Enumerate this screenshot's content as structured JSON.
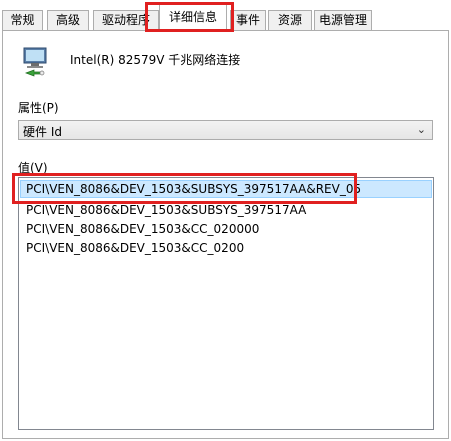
{
  "tabs": [
    {
      "label": "常规"
    },
    {
      "label": "高级"
    },
    {
      "label": "驱动程序"
    },
    {
      "label": "详细信息"
    },
    {
      "label": "事件"
    },
    {
      "label": "资源"
    },
    {
      "label": "电源管理"
    }
  ],
  "device": {
    "name": "Intel(R) 82579V 千兆网络连接",
    "icon": "network-adapter-icon"
  },
  "property": {
    "label": "属性(P)",
    "selected": "硬件 Id"
  },
  "value": {
    "label": "值(V)",
    "items": [
      "PCI\\VEN_8086&DEV_1503&SUBSYS_397517AA&REV_05",
      "PCI\\VEN_8086&DEV_1503&SUBSYS_397517AA",
      "PCI\\VEN_8086&DEV_1503&CC_020000",
      "PCI\\VEN_8086&DEV_1503&CC_0200"
    ]
  },
  "colors": {
    "highlight_box": "#e02020",
    "selected_row": "#cce8ff",
    "tab_border": "#adadad"
  }
}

^^^^^^^^^^^^^^^^

▶ [YOUR INSTRUCTIONS] From start to finish, output the listing exactly, but omit its pictures.

▶ [EXERCISE ANSWER]
Enumerate this screenshot's content as structured JSON.
{
  "tabs": [
    {
      "label": "常规"
    },
    {
      "label": "高级"
    },
    {
      "label": "驱动程序"
    },
    {
      "label": "详细信息"
    },
    {
      "label": "事件"
    },
    {
      "label": "资源"
    },
    {
      "label": "电源管理"
    }
  ],
  "device": {
    "name": "Intel(R) 82579V 千兆网络连接",
    "icon": "network-adapter-icon"
  },
  "property": {
    "label": "属性(P)",
    "selected": "硬件 Id"
  },
  "value": {
    "label": "值(V)",
    "items": [
      "PCI\\VEN_8086&DEV_1503&SUBSYS_397517AA&REV_05",
      "PCI\\VEN_8086&DEV_1503&SUBSYS_397517AA",
      "PCI\\VEN_8086&DEV_1503&CC_020000",
      "PCI\\VEN_8086&DEV_1503&CC_0200"
    ]
  },
  "colors": {
    "highlight_box": "#e02020",
    "selected_row": "#cce8ff",
    "tab_border": "#adadad"
  }
}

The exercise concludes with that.